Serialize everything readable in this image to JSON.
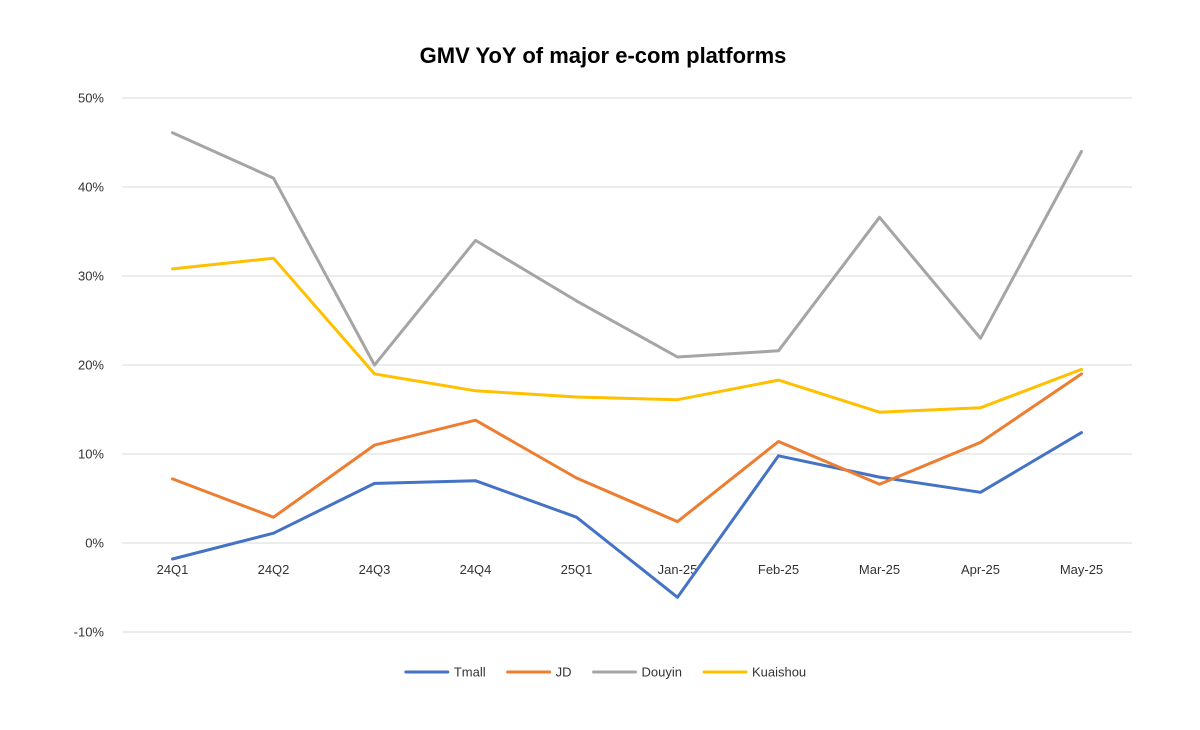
{
  "chart_data": {
    "type": "line",
    "title": "GMV YoY of major e-com platforms",
    "categories": [
      "24Q1",
      "24Q2",
      "24Q3",
      "24Q4",
      "25Q1",
      "Jan-25",
      "Feb-25",
      "Mar-25",
      "Apr-25",
      "May-25"
    ],
    "yticks": [
      "-10%",
      "0%",
      "10%",
      "20%",
      "30%",
      "40%",
      "50%"
    ],
    "ylim": [
      -10,
      50
    ],
    "grid": true,
    "legend_position": "bottom",
    "series": [
      {
        "name": "Tmall",
        "color": "#4472C4",
        "values": [
          -1.8,
          1.1,
          6.7,
          7.0,
          2.9,
          -6.1,
          9.8,
          7.4,
          5.7,
          12.4
        ]
      },
      {
        "name": "JD",
        "color": "#ED7D31",
        "values": [
          7.2,
          2.9,
          11.0,
          13.8,
          7.3,
          2.4,
          11.4,
          6.6,
          11.3,
          19.0
        ]
      },
      {
        "name": "Douyin",
        "color": "#A5A5A5",
        "values": [
          46.1,
          41.0,
          20.0,
          34.0,
          27.2,
          20.9,
          21.6,
          36.6,
          23.0,
          44.0
        ]
      },
      {
        "name": "Kuaishou",
        "color": "#FFC000",
        "values": [
          30.8,
          32.0,
          19.0,
          17.1,
          16.4,
          16.1,
          18.3,
          14.7,
          15.2,
          19.5
        ]
      }
    ]
  }
}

**To be done:** Which lines contain "color"? Show each of them.

**Reply to the task:**
        "color": "#4472C4",
        "color": "#ED7D31",
        "color": "#A5A5A5",
        "color": "#FFC000",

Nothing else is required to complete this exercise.